** PROBLEM TO WORK ON **
Gather, from the listing beneath this task, every line holding the string "HEADING".

— begin MATERIAL SHOWN —

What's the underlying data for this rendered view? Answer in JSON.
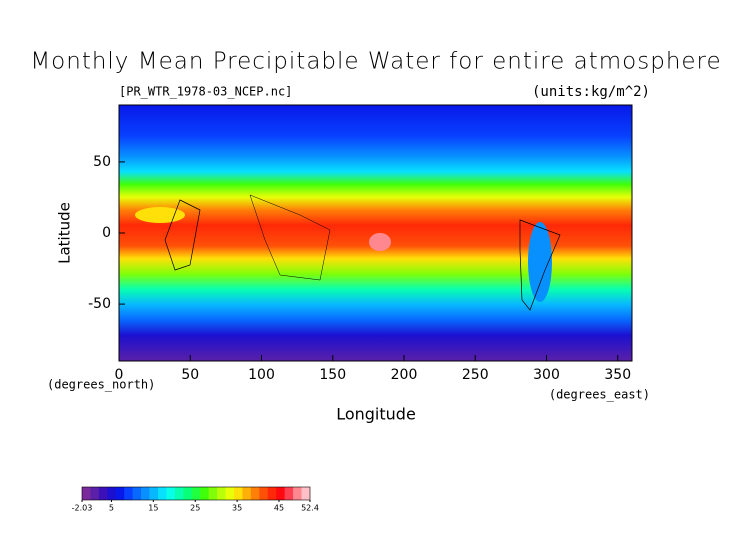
{
  "chart_data": {
    "type": "map",
    "title": "Monthly Mean Precipitable Water for entire atmosphere",
    "subtitle": "[PR_WTR_1978-03_NCEP.nc]",
    "units": "(units:kg/m^2)",
    "xlabel": "Longitude",
    "ylabel": "Latitude",
    "x_unit": "(degrees_east)",
    "y_unit": "(degrees_north)",
    "xlim": [
      0,
      360
    ],
    "ylim": [
      -90,
      90
    ],
    "xticks": [
      0,
      50,
      100,
      150,
      200,
      250,
      300,
      350
    ],
    "yticks": [
      -50,
      0,
      50
    ],
    "colorbar": {
      "lim": [
        -2.03,
        52.4
      ],
      "ticks": [
        {
          "value": -2.03,
          "label": "-2.03"
        },
        5,
        15,
        25,
        35,
        45,
        {
          "value": 52.4,
          "label": "52.4"
        }
      ],
      "colors": [
        "#7a2a9a",
        "#5a20a8",
        "#3c10b8",
        "#1c10d0",
        "#0818e8",
        "#0840ff",
        "#0868ff",
        "#0890ff",
        "#08b8ff",
        "#08e0ff",
        "#08ffe8",
        "#08ffb0",
        "#08ff78",
        "#20ff40",
        "#40ff08",
        "#80ff08",
        "#b8ff08",
        "#e8ff08",
        "#ffe008",
        "#ffb008",
        "#ff8008",
        "#ff5008",
        "#ff2808",
        "#ff0810",
        "#ff4050",
        "#ff8890",
        "#ffc0c8"
      ]
    }
  }
}
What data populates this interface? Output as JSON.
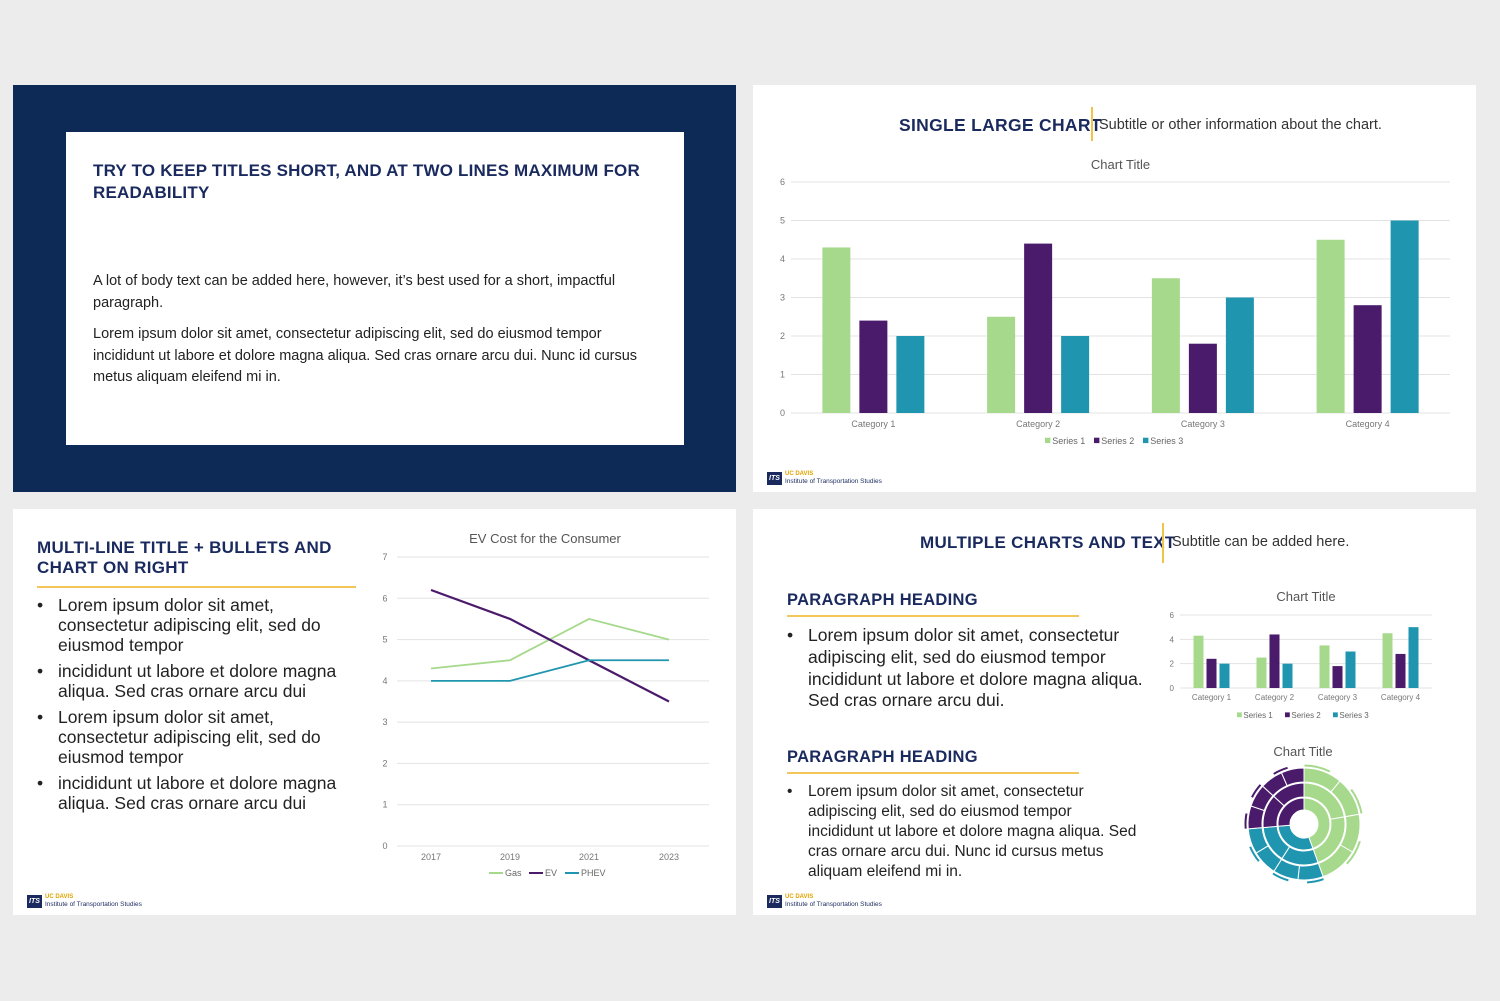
{
  "slide1": {
    "title": "TRY TO KEEP TITLES SHORT, AND AT TWO LINES MAXIMUM FOR READABILITY",
    "paragraph1": "A lot of body text can be added here, however, it’s best used for a short, impactful paragraph.",
    "paragraph2": "Lorem ipsum dolor sit amet, consectetur adipiscing elit, sed do eiusmod tempor incididunt ut labore et dolore magna aliqua. Sed cras ornare arcu dui. Nunc id cursus metus aliquam eleifend mi in."
  },
  "slide2": {
    "title": "SINGLE LARGE CHART",
    "subtitle": "Subtitle or other information about the chart."
  },
  "slide3": {
    "title_line1": "MULTI-LINE TITLE + BULLETS AND",
    "title_line2": "CHART ON RIGHT",
    "bullets": [
      "Lorem ipsum dolor sit amet, consectetur adipiscing elit, sed do eiusmod tempor",
      "incididunt ut labore et dolore magna aliqua. Sed cras ornare arcu dui",
      "Lorem ipsum dolor sit amet, consectetur adipiscing elit, sed do eiusmod tempor",
      "incididunt ut labore et dolore magna aliqua. Sed cras ornare arcu dui"
    ]
  },
  "slide4": {
    "title": "MULTIPLE CHARTS AND TEXT",
    "subtitle": "Subtitle can be added here.",
    "heading1": "PARAGRAPH HEADING",
    "bullet1": "Lorem ipsum dolor sit amet, consectetur adipiscing elit, sed do eiusmod tempor incididunt ut labore et dolore magna aliqua. Sed cras ornare arcu dui.",
    "heading2": "PARAGRAPH HEADING",
    "bullet2": "Lorem ipsum dolor sit amet, consectetur adipiscing elit, sed do eiusmod tempor incididunt ut labore et dolore magna aliqua. Sed cras ornare arcu dui. Nunc id cursus metus aliquam eleifend mi in.",
    "sunburst_title": "Chart Title"
  },
  "logo": {
    "uc": "UC DAVIS",
    "its_mark": "ITS",
    "its": "Institute of Transportation Studies"
  },
  "colors": {
    "navy": "#0d2a57",
    "series1": "#a6d98c",
    "series2": "#4a1a6b",
    "series3": "#1f95b0",
    "accent": "#f0c34a"
  },
  "chart_data": [
    {
      "type": "bar",
      "title": "Chart Title",
      "categories": [
        "Category 1",
        "Category 2",
        "Category 3",
        "Category 4"
      ],
      "series": [
        {
          "name": "Series 1",
          "values": [
            4.3,
            2.5,
            3.5,
            4.5
          ]
        },
        {
          "name": "Series 2",
          "values": [
            2.4,
            4.4,
            1.8,
            2.8
          ]
        },
        {
          "name": "Series 3",
          "values": [
            2,
            2,
            3,
            5
          ]
        }
      ],
      "ylim": [
        0,
        6
      ],
      "yticks": [
        "0",
        "1",
        "2",
        "3",
        "4",
        "5",
        "6"
      ],
      "legend": "bottom"
    },
    {
      "type": "line",
      "title": "EV Cost for the Consumer",
      "x": [
        "2017",
        "2019",
        "2021",
        "2023"
      ],
      "series": [
        {
          "name": "Gas",
          "values": [
            4.3,
            4.5,
            5.5,
            5
          ]
        },
        {
          "name": "EV",
          "values": [
            6.2,
            5.5,
            4.5,
            3.5
          ]
        },
        {
          "name": "PHEV",
          "values": [
            4,
            4,
            4.5,
            4.5
          ]
        }
      ],
      "ylim": [
        0,
        7
      ],
      "yticks": [
        "0",
        "1",
        "2",
        "3",
        "4",
        "5",
        "6",
        "7"
      ],
      "legend": "bottom"
    },
    {
      "type": "bar",
      "title": "Chart Title",
      "categories": [
        "Category 1",
        "Category 2",
        "Category 3",
        "Category 4"
      ],
      "series": [
        {
          "name": "Series 1",
          "values": [
            4.3,
            2.5,
            3.5,
            4.5
          ]
        },
        {
          "name": "Series 2",
          "values": [
            2.4,
            4.4,
            1.8,
            2.8
          ]
        },
        {
          "name": "Series 3",
          "values": [
            2,
            2,
            3,
            5
          ]
        }
      ],
      "ylim": [
        0,
        6
      ],
      "yticks": [
        "0",
        "2",
        "4",
        "6"
      ],
      "legend": "bottom"
    }
  ]
}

— end MATERIAL SHOWN —

** FINISHED EXERCISE **
    "heading1": "PARAGRAPH HEADING",
    "heading2": "PARAGRAPH HEADING",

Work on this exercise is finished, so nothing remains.